■ **Problem description**: Scan the material and copy every line in which "message" appears.

■ **Data for this task**:
——

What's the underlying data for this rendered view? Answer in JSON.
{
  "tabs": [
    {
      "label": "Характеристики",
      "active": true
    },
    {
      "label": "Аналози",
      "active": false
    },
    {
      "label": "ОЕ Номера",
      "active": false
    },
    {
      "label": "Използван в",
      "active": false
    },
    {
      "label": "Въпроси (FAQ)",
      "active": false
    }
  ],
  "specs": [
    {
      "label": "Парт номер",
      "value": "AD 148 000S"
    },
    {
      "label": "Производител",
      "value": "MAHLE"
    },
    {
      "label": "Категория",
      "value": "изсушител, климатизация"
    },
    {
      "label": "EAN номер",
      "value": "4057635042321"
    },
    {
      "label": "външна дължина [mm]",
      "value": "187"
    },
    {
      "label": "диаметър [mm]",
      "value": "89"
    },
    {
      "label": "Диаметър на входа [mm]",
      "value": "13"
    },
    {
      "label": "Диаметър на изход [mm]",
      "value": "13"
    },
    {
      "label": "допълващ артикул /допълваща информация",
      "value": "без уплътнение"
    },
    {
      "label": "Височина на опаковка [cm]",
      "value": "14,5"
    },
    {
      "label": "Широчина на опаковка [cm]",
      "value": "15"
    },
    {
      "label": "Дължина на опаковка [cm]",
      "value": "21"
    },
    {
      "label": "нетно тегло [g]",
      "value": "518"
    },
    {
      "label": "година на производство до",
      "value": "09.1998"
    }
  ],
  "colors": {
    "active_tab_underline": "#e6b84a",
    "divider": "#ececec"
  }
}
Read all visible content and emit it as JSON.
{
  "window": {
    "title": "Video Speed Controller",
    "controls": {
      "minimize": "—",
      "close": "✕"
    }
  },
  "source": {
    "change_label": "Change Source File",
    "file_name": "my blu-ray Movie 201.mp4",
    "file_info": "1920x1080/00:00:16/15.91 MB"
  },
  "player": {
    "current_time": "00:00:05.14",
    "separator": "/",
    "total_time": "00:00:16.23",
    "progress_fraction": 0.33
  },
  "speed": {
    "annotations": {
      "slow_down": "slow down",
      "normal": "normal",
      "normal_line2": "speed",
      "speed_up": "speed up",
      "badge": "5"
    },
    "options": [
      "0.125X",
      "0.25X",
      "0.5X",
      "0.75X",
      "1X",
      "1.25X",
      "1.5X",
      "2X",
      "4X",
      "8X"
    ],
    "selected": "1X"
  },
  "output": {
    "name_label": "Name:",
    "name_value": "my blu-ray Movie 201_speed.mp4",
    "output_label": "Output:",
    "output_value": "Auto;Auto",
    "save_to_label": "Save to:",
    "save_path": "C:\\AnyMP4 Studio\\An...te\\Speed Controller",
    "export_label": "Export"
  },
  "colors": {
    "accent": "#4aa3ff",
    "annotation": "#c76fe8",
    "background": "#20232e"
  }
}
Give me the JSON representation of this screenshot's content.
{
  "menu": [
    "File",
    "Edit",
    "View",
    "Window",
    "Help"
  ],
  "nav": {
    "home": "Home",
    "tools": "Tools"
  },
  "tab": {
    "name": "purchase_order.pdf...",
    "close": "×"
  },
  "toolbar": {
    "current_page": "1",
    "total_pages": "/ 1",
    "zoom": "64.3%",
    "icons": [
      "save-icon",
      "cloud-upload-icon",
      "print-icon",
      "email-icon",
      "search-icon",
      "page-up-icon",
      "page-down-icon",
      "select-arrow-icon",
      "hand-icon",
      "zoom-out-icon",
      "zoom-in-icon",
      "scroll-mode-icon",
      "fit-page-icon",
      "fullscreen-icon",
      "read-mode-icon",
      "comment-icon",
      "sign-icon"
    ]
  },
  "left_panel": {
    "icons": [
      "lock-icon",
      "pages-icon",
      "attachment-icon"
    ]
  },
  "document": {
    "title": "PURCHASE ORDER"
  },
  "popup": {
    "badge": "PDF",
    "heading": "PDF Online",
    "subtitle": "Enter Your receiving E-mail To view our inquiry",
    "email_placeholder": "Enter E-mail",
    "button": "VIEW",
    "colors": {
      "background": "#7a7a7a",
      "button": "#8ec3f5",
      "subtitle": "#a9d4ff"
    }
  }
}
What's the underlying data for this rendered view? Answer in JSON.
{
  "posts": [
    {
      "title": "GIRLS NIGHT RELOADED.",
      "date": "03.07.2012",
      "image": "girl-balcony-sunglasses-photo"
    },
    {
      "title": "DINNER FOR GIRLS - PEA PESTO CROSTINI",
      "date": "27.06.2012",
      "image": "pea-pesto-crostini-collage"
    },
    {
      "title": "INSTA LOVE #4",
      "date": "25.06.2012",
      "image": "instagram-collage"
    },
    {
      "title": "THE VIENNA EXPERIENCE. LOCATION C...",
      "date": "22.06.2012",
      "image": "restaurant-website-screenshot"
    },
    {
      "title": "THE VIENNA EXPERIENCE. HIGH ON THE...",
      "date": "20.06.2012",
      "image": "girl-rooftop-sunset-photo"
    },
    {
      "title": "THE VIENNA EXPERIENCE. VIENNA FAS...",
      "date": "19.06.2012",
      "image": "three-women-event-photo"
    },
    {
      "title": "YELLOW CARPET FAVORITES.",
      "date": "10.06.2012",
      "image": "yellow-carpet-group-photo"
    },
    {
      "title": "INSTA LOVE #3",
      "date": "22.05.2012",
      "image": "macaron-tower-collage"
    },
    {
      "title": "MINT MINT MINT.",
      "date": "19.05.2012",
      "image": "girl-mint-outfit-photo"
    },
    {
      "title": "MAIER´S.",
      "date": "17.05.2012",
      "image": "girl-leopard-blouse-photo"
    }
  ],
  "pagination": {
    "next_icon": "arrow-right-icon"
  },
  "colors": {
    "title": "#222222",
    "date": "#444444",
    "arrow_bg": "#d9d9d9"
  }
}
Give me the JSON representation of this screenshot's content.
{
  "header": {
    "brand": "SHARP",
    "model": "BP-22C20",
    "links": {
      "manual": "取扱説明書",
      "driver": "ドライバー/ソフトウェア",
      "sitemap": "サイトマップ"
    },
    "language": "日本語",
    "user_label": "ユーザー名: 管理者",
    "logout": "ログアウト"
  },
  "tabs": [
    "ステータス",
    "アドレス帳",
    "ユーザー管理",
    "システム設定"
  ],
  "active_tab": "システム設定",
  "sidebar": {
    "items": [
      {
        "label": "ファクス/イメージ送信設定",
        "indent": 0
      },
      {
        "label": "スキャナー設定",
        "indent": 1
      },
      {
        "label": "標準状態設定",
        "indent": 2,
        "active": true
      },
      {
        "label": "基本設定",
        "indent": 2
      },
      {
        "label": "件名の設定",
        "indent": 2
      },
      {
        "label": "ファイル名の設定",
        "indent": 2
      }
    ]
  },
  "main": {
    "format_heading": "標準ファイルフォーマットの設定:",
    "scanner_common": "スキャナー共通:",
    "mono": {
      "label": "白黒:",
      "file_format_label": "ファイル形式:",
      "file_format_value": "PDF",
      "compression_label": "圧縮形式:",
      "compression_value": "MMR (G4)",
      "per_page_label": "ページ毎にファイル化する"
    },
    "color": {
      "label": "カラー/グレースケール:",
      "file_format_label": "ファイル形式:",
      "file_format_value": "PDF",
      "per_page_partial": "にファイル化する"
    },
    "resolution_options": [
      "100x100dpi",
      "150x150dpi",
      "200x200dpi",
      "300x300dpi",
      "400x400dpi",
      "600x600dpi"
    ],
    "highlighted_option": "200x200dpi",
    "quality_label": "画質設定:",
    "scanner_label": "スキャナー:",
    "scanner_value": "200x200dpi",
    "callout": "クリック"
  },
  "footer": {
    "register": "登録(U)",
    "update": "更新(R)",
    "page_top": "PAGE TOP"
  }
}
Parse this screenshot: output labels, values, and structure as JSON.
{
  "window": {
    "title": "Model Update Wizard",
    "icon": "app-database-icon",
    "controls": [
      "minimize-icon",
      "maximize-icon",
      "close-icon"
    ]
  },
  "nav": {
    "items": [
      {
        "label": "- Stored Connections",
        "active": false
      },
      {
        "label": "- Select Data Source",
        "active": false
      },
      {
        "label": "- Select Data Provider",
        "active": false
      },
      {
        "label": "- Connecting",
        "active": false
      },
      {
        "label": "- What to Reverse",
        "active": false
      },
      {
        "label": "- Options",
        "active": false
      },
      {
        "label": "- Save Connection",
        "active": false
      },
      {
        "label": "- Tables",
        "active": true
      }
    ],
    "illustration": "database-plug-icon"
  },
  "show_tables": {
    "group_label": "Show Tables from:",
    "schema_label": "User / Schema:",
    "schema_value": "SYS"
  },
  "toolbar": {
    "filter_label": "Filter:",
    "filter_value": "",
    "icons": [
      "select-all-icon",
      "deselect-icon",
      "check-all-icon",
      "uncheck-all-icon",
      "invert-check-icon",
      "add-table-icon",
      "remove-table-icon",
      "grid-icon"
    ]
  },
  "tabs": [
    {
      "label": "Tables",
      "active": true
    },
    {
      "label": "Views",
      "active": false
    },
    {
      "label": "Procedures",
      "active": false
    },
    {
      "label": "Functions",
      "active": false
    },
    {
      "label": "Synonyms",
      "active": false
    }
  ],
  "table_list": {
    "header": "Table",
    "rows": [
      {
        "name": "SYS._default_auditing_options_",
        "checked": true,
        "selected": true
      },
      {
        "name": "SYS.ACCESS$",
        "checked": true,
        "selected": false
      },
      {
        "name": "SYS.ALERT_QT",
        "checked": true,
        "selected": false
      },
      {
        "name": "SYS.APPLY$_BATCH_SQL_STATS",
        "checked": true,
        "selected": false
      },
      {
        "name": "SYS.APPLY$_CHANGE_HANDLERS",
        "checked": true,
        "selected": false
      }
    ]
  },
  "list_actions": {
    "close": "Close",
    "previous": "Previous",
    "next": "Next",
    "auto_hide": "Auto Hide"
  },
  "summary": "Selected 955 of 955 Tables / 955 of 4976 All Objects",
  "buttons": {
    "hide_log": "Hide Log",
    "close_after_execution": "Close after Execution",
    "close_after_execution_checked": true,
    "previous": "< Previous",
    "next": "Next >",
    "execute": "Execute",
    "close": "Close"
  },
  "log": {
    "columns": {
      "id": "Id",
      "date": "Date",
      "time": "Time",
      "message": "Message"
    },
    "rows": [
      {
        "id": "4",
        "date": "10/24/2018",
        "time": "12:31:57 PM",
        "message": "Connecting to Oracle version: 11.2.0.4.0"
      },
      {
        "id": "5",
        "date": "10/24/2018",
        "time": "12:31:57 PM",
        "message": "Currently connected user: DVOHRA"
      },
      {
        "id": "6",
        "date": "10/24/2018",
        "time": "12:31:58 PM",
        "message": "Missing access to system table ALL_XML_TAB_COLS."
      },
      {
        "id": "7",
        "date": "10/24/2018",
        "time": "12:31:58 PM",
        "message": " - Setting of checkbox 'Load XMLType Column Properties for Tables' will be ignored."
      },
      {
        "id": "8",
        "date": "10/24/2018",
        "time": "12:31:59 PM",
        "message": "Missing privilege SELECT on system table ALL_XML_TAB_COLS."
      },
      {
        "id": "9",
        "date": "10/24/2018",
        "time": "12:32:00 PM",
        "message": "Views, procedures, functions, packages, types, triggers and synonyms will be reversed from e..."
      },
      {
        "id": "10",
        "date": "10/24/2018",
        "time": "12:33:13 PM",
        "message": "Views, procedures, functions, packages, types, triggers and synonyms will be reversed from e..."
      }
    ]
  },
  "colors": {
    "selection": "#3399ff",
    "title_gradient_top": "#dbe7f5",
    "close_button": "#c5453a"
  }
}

——

■ **Complete answer**:
      "message": "Message"
        "message": "Connecting to Oracle version: 11.2.0.4.0"
        "message": "Currently connected user: DVOHRA"
        "message": "Missing access to system table ALL_XML_TAB_COLS."
        "message": " - Setting of checkbox 'Load XMLType Column Properties for Tables' will be ignored."
        "message": "Missing privilege SELECT on system table ALL_XML_TAB_COLS."
        "message": "Views, procedures, functions, packages, types, triggers and synonyms will be reversed from e..."
        "message": "Views, procedures, functions, packages, types, triggers and synonyms will be reversed from e..."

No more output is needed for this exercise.